* [Directive]:
How many of the lines below hold the word "color"? Answer only with the number.

Stored records

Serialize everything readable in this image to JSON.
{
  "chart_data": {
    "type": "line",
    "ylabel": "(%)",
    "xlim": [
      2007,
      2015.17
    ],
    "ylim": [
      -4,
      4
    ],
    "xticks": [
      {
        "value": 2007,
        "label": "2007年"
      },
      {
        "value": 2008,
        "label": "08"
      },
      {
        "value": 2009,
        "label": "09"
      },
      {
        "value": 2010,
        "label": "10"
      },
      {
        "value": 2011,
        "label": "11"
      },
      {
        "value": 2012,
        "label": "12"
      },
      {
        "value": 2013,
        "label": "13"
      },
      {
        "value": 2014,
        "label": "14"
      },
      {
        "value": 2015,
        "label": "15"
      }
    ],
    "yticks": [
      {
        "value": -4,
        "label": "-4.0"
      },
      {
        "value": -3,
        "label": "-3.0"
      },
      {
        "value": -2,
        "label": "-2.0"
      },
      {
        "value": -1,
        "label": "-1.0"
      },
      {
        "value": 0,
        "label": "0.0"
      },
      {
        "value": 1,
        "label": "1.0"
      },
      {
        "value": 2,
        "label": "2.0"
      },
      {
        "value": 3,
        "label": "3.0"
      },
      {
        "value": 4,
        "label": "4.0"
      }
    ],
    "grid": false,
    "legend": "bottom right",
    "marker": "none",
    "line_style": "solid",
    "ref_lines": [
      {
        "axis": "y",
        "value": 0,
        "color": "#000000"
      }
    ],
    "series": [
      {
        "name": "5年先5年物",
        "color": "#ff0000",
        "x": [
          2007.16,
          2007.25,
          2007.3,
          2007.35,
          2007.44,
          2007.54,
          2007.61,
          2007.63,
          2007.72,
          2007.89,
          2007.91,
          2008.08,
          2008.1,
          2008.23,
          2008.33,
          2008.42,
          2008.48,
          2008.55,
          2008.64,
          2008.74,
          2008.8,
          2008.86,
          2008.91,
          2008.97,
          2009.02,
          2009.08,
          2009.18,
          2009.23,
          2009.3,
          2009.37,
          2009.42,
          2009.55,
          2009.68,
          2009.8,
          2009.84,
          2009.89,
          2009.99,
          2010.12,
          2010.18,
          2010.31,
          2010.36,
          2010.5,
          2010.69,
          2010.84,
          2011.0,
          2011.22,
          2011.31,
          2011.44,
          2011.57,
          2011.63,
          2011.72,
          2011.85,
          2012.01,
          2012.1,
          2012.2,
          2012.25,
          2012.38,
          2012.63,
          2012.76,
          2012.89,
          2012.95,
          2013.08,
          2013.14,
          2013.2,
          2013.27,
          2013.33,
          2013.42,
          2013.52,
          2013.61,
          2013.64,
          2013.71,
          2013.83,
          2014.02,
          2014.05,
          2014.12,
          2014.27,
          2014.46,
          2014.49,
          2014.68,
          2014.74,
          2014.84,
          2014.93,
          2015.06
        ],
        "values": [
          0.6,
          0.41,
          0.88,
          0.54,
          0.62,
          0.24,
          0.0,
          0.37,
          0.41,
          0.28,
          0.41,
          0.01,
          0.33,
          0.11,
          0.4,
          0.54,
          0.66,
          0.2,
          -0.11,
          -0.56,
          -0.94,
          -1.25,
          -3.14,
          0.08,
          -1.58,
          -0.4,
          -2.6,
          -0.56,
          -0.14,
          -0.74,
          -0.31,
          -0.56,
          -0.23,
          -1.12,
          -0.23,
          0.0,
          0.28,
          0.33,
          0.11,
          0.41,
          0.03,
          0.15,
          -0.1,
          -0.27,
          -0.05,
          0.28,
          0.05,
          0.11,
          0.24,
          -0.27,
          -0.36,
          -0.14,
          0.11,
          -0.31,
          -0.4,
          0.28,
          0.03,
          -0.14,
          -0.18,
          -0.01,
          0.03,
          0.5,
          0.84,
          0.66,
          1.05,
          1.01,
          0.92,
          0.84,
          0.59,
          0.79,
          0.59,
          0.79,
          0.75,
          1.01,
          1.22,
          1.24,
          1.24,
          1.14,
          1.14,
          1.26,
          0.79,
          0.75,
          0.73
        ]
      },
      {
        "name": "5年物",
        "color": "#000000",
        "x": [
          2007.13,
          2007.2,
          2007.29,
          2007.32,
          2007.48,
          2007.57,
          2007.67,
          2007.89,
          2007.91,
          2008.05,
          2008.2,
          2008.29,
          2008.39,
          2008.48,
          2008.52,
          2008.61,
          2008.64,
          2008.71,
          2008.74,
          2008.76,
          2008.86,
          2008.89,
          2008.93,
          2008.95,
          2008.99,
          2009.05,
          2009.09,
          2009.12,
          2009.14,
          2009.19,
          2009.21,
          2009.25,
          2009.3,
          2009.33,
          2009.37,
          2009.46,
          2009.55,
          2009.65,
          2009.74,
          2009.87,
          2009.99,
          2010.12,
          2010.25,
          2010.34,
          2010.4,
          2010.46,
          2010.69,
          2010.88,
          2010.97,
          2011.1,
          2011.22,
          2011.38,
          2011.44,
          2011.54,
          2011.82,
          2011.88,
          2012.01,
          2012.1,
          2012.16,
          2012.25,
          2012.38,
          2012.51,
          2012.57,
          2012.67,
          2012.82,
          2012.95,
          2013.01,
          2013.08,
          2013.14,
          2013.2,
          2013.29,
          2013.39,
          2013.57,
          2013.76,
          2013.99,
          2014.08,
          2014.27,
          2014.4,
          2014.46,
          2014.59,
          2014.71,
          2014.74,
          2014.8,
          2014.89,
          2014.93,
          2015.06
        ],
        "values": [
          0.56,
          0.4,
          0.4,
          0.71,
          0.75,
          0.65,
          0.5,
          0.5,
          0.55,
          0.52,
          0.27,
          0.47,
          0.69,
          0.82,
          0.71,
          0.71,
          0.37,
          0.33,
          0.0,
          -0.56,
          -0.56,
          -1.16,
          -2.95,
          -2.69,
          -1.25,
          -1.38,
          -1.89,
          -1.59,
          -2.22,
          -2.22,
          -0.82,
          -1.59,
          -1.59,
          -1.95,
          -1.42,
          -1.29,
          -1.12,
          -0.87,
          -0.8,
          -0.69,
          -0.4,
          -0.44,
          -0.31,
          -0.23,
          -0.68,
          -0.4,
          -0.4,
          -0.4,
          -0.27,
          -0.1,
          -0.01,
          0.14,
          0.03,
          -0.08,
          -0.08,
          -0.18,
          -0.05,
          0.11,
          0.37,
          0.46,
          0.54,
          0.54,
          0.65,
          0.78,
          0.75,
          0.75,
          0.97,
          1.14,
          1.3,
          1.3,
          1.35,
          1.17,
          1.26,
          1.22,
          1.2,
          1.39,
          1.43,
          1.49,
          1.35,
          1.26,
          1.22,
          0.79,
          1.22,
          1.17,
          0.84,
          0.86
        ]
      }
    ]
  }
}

* [Completed task]:
3